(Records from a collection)
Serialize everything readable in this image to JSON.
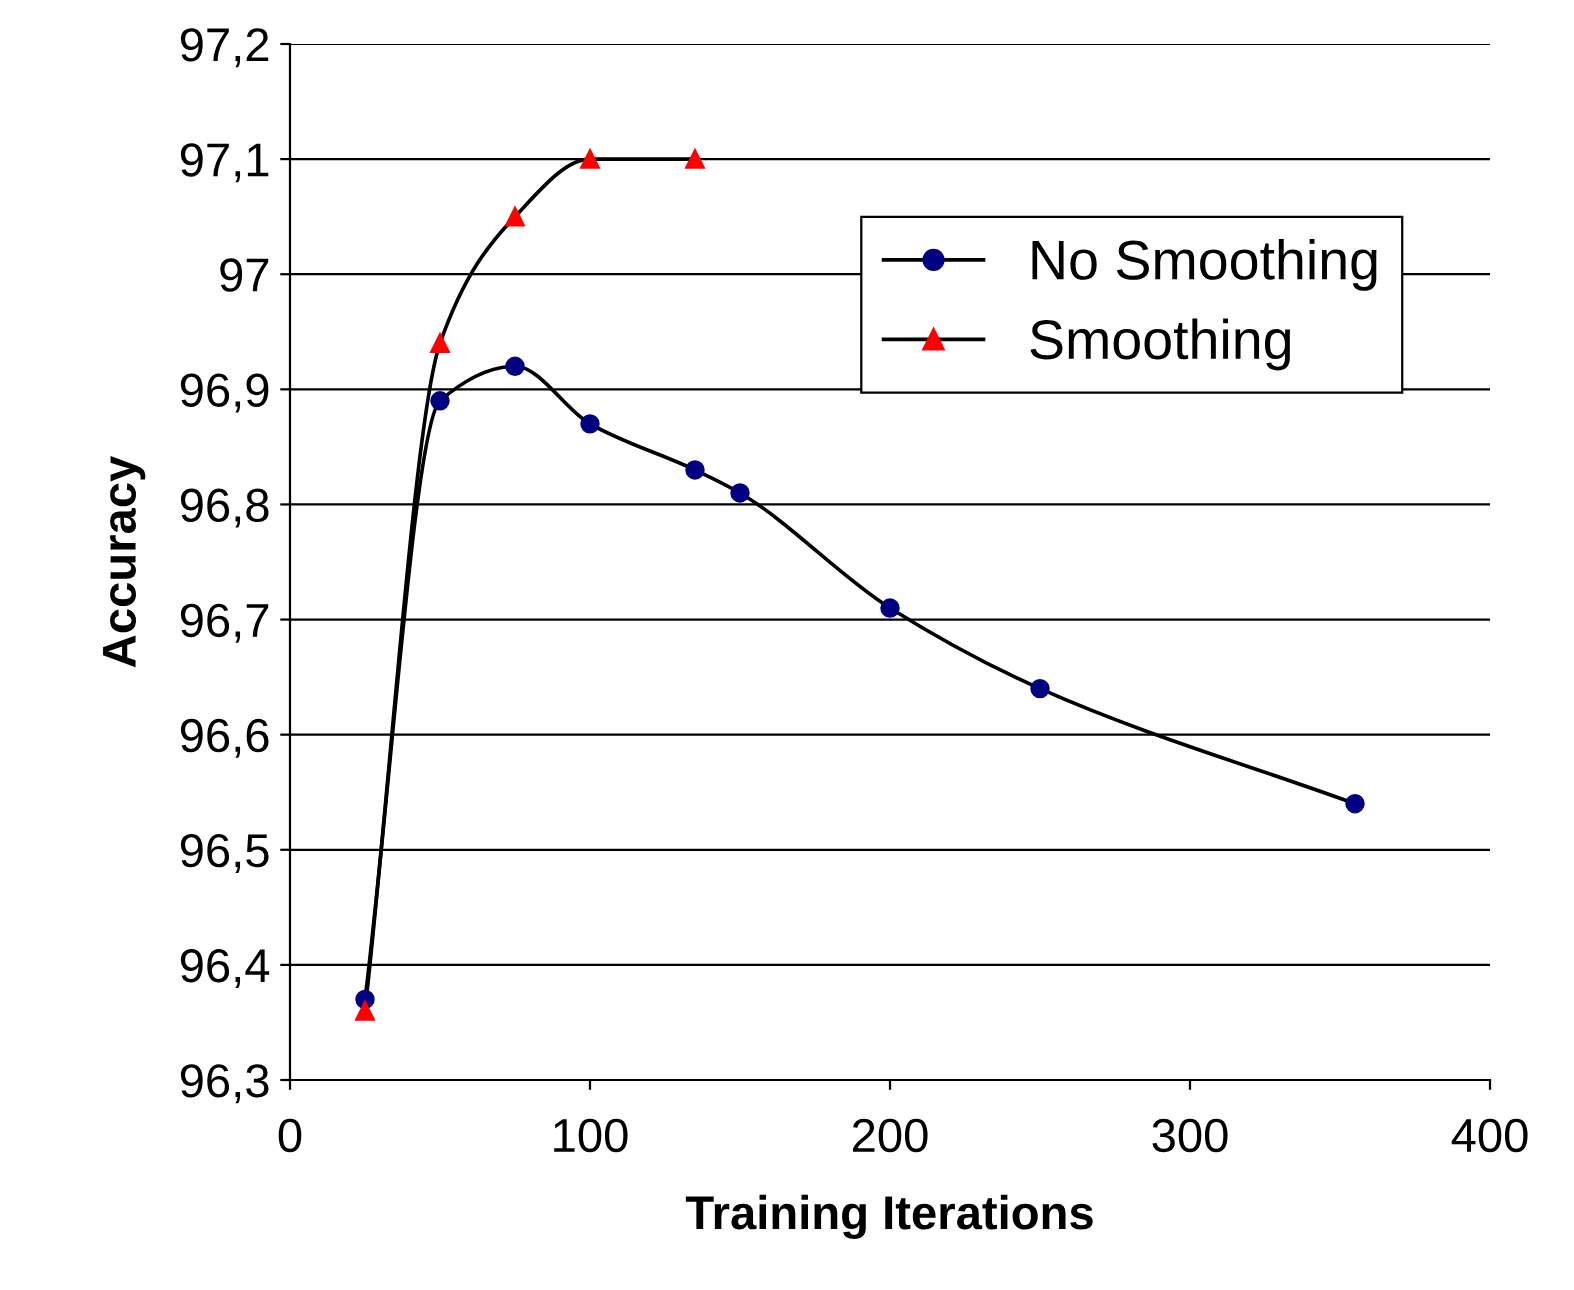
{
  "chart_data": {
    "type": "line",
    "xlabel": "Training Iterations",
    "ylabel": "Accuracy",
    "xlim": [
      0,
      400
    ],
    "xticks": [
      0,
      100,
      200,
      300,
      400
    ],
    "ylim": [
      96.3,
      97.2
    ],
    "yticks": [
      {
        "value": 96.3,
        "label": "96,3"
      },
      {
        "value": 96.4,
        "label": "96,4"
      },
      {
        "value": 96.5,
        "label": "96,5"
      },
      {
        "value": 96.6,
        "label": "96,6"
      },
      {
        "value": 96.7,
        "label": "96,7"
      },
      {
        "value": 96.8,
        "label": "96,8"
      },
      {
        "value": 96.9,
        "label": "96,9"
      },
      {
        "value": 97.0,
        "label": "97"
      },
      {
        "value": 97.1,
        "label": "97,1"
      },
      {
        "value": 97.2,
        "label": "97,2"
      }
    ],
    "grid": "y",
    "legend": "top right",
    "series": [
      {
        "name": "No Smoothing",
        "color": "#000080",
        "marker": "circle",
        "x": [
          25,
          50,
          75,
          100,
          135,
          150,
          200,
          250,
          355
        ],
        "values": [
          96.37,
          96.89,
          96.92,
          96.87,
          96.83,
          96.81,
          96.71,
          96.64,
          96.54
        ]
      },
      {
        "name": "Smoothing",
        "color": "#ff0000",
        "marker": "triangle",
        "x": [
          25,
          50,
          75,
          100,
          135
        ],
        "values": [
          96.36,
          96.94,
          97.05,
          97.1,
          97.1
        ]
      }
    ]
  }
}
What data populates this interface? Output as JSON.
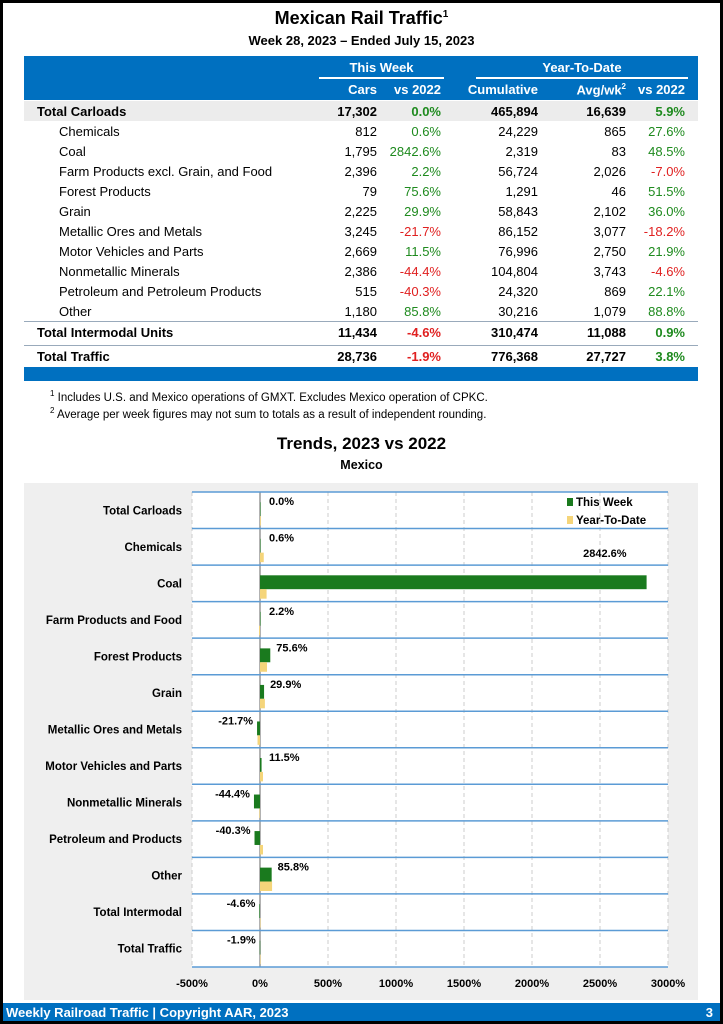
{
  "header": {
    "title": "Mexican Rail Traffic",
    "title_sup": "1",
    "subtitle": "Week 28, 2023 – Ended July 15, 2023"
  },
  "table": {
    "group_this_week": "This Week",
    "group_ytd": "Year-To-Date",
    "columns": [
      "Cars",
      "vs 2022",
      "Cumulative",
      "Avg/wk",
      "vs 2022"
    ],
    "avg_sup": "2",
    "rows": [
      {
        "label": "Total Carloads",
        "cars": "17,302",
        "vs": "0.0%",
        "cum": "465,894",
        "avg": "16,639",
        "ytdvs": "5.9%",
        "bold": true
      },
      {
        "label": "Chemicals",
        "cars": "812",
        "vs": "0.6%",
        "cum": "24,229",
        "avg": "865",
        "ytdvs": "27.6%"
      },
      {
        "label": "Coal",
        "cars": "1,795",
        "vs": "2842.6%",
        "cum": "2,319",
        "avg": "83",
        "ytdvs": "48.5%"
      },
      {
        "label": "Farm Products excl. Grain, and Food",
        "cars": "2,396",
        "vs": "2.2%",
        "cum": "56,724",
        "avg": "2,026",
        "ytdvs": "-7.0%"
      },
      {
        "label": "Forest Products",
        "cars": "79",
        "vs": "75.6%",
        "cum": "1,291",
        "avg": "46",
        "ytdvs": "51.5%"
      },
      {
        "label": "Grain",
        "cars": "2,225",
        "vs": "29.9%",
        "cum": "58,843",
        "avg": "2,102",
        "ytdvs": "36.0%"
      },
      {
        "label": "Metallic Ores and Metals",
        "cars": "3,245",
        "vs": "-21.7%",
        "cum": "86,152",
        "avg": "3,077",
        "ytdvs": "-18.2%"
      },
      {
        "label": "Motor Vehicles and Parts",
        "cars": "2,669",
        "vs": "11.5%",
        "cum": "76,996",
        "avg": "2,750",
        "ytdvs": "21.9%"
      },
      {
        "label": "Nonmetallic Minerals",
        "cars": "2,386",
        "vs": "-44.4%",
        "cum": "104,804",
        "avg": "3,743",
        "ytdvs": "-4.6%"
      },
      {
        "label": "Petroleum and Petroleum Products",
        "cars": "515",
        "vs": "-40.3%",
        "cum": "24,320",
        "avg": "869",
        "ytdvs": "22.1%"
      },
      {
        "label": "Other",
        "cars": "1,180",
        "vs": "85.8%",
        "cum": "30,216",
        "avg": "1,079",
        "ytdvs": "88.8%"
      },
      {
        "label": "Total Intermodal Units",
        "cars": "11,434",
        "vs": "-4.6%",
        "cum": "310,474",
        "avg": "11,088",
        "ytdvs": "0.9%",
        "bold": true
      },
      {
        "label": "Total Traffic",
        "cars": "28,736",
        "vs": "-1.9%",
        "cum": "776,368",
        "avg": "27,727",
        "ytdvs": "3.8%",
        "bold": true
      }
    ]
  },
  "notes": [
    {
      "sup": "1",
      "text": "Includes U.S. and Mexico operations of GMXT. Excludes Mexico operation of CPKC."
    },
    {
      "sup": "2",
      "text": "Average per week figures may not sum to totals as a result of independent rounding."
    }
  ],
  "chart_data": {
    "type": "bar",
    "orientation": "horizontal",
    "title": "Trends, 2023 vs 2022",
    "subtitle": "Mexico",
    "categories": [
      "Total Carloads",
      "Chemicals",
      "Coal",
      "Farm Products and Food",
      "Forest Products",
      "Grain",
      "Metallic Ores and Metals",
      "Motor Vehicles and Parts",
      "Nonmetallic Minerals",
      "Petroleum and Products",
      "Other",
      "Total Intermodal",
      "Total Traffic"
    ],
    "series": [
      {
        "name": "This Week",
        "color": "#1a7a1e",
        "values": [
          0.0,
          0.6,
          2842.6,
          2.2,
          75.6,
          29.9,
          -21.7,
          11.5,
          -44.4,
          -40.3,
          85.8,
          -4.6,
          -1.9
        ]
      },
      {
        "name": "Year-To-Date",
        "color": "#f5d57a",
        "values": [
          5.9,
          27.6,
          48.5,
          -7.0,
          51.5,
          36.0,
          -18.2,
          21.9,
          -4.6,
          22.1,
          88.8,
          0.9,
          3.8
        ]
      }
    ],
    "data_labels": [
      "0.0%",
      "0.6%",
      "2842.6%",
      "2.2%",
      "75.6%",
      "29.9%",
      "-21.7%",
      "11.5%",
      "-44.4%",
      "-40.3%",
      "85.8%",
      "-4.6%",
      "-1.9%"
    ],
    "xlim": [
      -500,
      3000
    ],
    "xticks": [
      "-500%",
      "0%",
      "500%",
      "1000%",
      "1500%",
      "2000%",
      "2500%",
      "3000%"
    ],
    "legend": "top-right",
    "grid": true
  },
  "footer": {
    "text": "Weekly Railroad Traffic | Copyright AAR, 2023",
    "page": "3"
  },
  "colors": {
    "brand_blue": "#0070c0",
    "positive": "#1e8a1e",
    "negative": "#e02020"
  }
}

*Task prompt*.
Your task is to set down the records shown above exactly, minus any pictures.

*Output for this exercise*.
Serialize everything readable in this image to JSON.
{
  "chart_data": {
    "type": "line",
    "xlabel": "Training Iterations",
    "ylabel": "Accuracy",
    "xlim": [
      0,
      400
    ],
    "xticks": [
      0,
      100,
      200,
      300,
      400
    ],
    "ylim": [
      96.3,
      97.2
    ],
    "yticks": [
      {
        "value": 96.3,
        "label": "96,3"
      },
      {
        "value": 96.4,
        "label": "96,4"
      },
      {
        "value": 96.5,
        "label": "96,5"
      },
      {
        "value": 96.6,
        "label": "96,6"
      },
      {
        "value": 96.7,
        "label": "96,7"
      },
      {
        "value": 96.8,
        "label": "96,8"
      },
      {
        "value": 96.9,
        "label": "96,9"
      },
      {
        "value": 97.0,
        "label": "97"
      },
      {
        "value": 97.1,
        "label": "97,1"
      },
      {
        "value": 97.2,
        "label": "97,2"
      }
    ],
    "grid": "y",
    "legend": "top right",
    "series": [
      {
        "name": "No Smoothing",
        "color": "#000080",
        "marker": "circle",
        "x": [
          25,
          50,
          75,
          100,
          135,
          150,
          200,
          250,
          355
        ],
        "values": [
          96.37,
          96.89,
          96.92,
          96.87,
          96.83,
          96.81,
          96.71,
          96.64,
          96.54
        ]
      },
      {
        "name": "Smoothing",
        "color": "#ff0000",
        "marker": "triangle",
        "x": [
          25,
          50,
          75,
          100,
          135
        ],
        "values": [
          96.36,
          96.94,
          97.05,
          97.1,
          97.1
        ]
      }
    ]
  }
}
What data populates this interface? Output as JSON.
{
  "header": {
    "title": "Mexican Rail Traffic",
    "title_sup": "1",
    "subtitle": "Week 28, 2023 – Ended July 15, 2023"
  },
  "table": {
    "group_this_week": "This Week",
    "group_ytd": "Year-To-Date",
    "columns": [
      "Cars",
      "vs 2022",
      "Cumulative",
      "Avg/wk",
      "vs 2022"
    ],
    "avg_sup": "2",
    "rows": [
      {
        "label": "Total Carloads",
        "cars": "17,302",
        "vs": "0.0%",
        "cum": "465,894",
        "avg": "16,639",
        "ytdvs": "5.9%",
        "bold": true
      },
      {
        "label": "Chemicals",
        "cars": "812",
        "vs": "0.6%",
        "cum": "24,229",
        "avg": "865",
        "ytdvs": "27.6%"
      },
      {
        "label": "Coal",
        "cars": "1,795",
        "vs": "2842.6%",
        "cum": "2,319",
        "avg": "83",
        "ytdvs": "48.5%"
      },
      {
        "label": "Farm Products excl. Grain, and Food",
        "cars": "2,396",
        "vs": "2.2%",
        "cum": "56,724",
        "avg": "2,026",
        "ytdvs": "-7.0%"
      },
      {
        "label": "Forest Products",
        "cars": "79",
        "vs": "75.6%",
        "cum": "1,291",
        "avg": "46",
        "ytdvs": "51.5%"
      },
      {
        "label": "Grain",
        "cars": "2,225",
        "vs": "29.9%",
        "cum": "58,843",
        "avg": "2,102",
        "ytdvs": "36.0%"
      },
      {
        "label": "Metallic Ores and Metals",
        "cars": "3,245",
        "vs": "-21.7%",
        "cum": "86,152",
        "avg": "3,077",
        "ytdvs": "-18.2%"
      },
      {
        "label": "Motor Vehicles and Parts",
        "cars": "2,669",
        "vs": "11.5%",
        "cum": "76,996",
        "avg": "2,750",
        "ytdvs": "21.9%"
      },
      {
        "label": "Nonmetallic Minerals",
        "cars": "2,386",
        "vs": "-44.4%",
        "cum": "104,804",
        "avg": "3,743",
        "ytdvs": "-4.6%"
      },
      {
        "label": "Petroleum and Petroleum Products",
        "cars": "515",
        "vs": "-40.3%",
        "cum": "24,320",
        "avg": "869",
        "ytdvs": "22.1%"
      },
      {
        "label": "Other",
        "cars": "1,180",
        "vs": "85.8%",
        "cum": "30,216",
        "avg": "1,079",
        "ytdvs": "88.8%"
      },
      {
        "label": "Total Intermodal Units",
        "cars": "11,434",
        "vs": "-4.6%",
        "cum": "310,474",
        "avg": "11,088",
        "ytdvs": "0.9%",
        "bold": true
      },
      {
        "label": "Total Traffic",
        "cars": "28,736",
        "vs": "-1.9%",
        "cum": "776,368",
        "avg": "27,727",
        "ytdvs": "3.8%",
        "bold": true
      }
    ]
  },
  "notes": [
    {
      "sup": "1",
      "text": "Includes U.S. and Mexico operations of GMXT. Excludes Mexico operation of CPKC."
    },
    {
      "sup": "2",
      "text": "Average per week figures may not sum to totals as a result of independent rounding."
    }
  ],
  "chart_data": {
    "type": "bar",
    "orientation": "horizontal",
    "title": "Trends, 2023 vs 2022",
    "subtitle": "Mexico",
    "categories": [
      "Total Carloads",
      "Chemicals",
      "Coal",
      "Farm Products and Food",
      "Forest Products",
      "Grain",
      "Metallic Ores and Metals",
      "Motor Vehicles and Parts",
      "Nonmetallic Minerals",
      "Petroleum and Products",
      "Other",
      "Total Intermodal",
      "Total Traffic"
    ],
    "series": [
      {
        "name": "This Week",
        "color": "#1a7a1e",
        "values": [
          0.0,
          0.6,
          2842.6,
          2.2,
          75.6,
          29.9,
          -21.7,
          11.5,
          -44.4,
          -40.3,
          85.8,
          -4.6,
          -1.9
        ]
      },
      {
        "name": "Year-To-Date",
        "color": "#f5d57a",
        "values": [
          5.9,
          27.6,
          48.5,
          -7.0,
          51.5,
          36.0,
          -18.2,
          21.9,
          -4.6,
          22.1,
          88.8,
          0.9,
          3.8
        ]
      }
    ],
    "data_labels": [
      "0.0%",
      "0.6%",
      "2842.6%",
      "2.2%",
      "75.6%",
      "29.9%",
      "-21.7%",
      "11.5%",
      "-44.4%",
      "-40.3%",
      "85.8%",
      "-4.6%",
      "-1.9%"
    ],
    "xlim": [
      -500,
      3000
    ],
    "xticks": [
      "-500%",
      "0%",
      "500%",
      "1000%",
      "1500%",
      "2000%",
      "2500%",
      "3000%"
    ],
    "legend": "top-right",
    "grid": true
  },
  "footer": {
    "text": "Weekly Railroad Traffic | Copyright AAR, 2023",
    "page": "3"
  },
  "colors": {
    "brand_blue": "#0070c0",
    "positive": "#1e8a1e",
    "negative": "#e02020"
  }
}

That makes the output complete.